■ **DESCRIPTION OF THE TASK**: Determine how many lines contain the string "Esterhazy". Reply with that figure and nothing else.

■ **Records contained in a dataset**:
## start
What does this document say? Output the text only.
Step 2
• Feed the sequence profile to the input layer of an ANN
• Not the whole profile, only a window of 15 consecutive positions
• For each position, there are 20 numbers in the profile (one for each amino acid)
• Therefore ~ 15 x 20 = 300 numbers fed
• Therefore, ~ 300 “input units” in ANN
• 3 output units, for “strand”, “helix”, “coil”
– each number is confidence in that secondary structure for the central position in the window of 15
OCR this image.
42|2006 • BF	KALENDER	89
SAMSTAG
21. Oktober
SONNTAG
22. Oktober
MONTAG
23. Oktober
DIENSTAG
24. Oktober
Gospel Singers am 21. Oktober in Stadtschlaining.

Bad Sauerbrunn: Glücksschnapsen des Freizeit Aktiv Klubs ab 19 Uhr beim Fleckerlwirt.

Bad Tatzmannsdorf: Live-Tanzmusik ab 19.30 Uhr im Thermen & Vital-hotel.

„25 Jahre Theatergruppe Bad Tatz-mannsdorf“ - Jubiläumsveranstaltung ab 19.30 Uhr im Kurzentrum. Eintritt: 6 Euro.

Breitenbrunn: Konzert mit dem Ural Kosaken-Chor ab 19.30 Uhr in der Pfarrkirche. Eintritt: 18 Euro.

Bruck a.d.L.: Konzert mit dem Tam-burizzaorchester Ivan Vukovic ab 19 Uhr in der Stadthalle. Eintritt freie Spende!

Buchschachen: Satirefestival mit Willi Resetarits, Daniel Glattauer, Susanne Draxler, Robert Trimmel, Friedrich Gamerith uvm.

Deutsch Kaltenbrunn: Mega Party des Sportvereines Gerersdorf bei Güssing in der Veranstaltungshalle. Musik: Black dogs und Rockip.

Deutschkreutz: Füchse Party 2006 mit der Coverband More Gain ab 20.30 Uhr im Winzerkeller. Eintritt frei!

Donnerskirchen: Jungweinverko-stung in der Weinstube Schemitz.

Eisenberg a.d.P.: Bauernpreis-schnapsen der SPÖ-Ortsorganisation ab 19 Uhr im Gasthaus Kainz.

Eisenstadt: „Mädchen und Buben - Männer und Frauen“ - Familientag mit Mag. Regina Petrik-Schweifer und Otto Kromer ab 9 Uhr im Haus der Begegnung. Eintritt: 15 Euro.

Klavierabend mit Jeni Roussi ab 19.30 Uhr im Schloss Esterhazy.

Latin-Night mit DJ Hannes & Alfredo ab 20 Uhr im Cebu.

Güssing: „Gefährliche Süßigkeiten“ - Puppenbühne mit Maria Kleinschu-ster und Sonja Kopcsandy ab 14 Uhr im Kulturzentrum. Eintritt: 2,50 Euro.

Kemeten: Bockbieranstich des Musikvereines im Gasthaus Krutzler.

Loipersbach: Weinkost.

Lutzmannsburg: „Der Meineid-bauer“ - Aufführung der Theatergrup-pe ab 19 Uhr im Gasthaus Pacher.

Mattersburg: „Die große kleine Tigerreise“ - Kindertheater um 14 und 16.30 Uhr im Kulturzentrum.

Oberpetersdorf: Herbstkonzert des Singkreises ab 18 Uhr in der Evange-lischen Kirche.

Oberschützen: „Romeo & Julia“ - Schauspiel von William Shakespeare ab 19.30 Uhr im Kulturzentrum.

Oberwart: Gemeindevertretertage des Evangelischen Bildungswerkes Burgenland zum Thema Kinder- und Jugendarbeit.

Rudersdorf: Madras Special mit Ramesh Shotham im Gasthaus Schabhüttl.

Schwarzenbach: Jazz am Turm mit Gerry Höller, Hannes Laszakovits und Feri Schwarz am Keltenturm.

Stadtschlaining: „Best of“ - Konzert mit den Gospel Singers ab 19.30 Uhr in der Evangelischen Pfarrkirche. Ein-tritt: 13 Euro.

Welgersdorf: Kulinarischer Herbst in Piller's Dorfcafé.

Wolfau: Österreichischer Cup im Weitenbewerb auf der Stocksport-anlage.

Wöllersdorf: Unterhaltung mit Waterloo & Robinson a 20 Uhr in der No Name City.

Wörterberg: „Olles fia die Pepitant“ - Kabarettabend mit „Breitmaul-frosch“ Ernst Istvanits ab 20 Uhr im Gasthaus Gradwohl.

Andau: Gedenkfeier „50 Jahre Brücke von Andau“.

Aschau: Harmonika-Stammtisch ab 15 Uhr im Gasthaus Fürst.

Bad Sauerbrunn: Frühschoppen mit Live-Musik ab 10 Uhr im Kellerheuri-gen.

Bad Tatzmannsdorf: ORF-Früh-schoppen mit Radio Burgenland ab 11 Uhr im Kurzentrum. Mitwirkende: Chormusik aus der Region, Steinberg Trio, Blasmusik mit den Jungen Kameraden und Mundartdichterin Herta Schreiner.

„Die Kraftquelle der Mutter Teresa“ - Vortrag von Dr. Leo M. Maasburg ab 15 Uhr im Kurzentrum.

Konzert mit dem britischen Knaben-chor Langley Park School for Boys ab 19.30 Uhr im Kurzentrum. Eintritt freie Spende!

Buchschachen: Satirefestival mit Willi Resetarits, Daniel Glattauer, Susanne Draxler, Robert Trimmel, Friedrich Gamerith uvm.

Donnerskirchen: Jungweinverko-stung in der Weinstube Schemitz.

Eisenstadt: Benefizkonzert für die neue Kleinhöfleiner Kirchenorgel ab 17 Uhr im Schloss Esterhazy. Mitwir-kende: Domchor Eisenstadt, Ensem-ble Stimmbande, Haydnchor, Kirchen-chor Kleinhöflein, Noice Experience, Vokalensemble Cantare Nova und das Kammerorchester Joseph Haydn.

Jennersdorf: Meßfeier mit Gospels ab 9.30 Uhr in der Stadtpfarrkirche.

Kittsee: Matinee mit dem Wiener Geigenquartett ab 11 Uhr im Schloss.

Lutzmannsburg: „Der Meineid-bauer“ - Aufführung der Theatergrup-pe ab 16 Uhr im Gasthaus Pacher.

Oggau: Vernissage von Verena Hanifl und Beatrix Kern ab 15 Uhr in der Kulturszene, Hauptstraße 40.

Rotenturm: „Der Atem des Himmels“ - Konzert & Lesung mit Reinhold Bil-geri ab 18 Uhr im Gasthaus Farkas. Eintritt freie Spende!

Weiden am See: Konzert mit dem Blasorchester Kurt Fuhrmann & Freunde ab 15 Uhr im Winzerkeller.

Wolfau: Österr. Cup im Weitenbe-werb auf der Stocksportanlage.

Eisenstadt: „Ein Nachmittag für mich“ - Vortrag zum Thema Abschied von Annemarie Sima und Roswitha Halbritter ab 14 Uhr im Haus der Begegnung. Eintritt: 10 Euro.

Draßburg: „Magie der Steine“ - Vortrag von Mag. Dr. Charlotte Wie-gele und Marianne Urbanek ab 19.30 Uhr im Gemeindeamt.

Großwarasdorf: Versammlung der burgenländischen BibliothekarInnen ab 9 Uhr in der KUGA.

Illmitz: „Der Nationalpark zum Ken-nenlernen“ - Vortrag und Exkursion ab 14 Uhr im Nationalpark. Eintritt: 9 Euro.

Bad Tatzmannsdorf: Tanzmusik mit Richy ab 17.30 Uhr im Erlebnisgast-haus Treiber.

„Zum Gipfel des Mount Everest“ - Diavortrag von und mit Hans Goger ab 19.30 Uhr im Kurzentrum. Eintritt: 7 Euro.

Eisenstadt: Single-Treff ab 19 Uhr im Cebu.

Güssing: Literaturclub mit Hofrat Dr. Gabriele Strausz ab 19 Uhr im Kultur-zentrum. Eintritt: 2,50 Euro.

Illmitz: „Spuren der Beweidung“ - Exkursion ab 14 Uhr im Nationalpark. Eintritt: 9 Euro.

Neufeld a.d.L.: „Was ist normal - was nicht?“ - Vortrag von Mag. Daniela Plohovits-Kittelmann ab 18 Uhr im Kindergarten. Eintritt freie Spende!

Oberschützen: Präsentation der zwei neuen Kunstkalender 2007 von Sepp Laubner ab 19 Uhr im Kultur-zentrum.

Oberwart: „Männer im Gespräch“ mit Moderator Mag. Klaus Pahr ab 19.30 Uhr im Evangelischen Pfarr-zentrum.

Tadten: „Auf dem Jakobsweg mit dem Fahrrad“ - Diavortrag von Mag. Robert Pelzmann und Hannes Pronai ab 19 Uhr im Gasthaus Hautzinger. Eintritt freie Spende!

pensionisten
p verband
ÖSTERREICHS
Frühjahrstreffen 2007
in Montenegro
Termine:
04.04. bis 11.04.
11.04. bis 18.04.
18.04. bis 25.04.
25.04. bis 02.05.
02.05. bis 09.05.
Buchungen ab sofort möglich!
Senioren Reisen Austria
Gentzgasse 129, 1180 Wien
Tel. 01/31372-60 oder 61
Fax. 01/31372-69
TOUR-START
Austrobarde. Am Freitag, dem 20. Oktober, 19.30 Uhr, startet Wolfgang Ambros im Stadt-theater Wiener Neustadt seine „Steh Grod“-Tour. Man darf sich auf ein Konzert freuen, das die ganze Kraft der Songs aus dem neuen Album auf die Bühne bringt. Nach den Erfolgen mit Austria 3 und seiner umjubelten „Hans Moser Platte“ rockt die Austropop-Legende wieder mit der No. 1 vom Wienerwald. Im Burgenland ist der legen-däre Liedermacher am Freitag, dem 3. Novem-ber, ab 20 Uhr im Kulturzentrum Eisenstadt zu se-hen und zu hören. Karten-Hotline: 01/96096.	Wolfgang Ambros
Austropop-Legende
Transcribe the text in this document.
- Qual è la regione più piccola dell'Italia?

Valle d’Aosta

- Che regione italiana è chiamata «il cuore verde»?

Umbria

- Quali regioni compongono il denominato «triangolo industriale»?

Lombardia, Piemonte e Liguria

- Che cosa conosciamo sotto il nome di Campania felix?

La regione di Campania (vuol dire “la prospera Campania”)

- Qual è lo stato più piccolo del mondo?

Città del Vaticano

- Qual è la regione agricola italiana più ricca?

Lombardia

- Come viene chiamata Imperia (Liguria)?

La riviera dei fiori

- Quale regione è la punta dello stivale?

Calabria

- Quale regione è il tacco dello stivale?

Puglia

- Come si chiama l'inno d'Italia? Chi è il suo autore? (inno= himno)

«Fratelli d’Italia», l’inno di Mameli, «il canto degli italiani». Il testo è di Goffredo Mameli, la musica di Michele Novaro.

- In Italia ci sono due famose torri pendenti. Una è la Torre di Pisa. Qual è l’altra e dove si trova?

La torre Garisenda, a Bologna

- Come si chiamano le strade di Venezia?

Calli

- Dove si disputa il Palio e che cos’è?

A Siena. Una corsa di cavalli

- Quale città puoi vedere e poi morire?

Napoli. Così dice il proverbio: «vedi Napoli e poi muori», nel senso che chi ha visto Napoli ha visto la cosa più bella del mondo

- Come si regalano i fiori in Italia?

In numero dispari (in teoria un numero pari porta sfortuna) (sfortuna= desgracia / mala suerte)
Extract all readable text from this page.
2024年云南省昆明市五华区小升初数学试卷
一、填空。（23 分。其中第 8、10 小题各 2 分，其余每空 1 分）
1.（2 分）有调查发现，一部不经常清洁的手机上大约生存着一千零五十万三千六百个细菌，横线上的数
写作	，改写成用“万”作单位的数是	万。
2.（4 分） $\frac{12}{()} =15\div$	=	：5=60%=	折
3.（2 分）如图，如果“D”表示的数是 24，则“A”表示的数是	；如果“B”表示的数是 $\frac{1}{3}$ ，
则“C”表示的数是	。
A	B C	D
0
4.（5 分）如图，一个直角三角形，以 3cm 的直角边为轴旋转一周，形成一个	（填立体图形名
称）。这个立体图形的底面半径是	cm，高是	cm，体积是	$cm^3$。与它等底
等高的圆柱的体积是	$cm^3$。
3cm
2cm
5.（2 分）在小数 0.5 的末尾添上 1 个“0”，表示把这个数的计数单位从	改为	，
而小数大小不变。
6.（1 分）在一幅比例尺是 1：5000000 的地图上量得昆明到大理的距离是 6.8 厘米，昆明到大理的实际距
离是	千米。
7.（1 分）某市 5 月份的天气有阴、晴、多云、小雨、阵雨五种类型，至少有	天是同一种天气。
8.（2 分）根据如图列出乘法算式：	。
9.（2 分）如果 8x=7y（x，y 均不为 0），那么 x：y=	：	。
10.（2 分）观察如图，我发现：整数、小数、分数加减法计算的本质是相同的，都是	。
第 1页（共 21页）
## end
■ **EXERCISE RESPONSE**: 2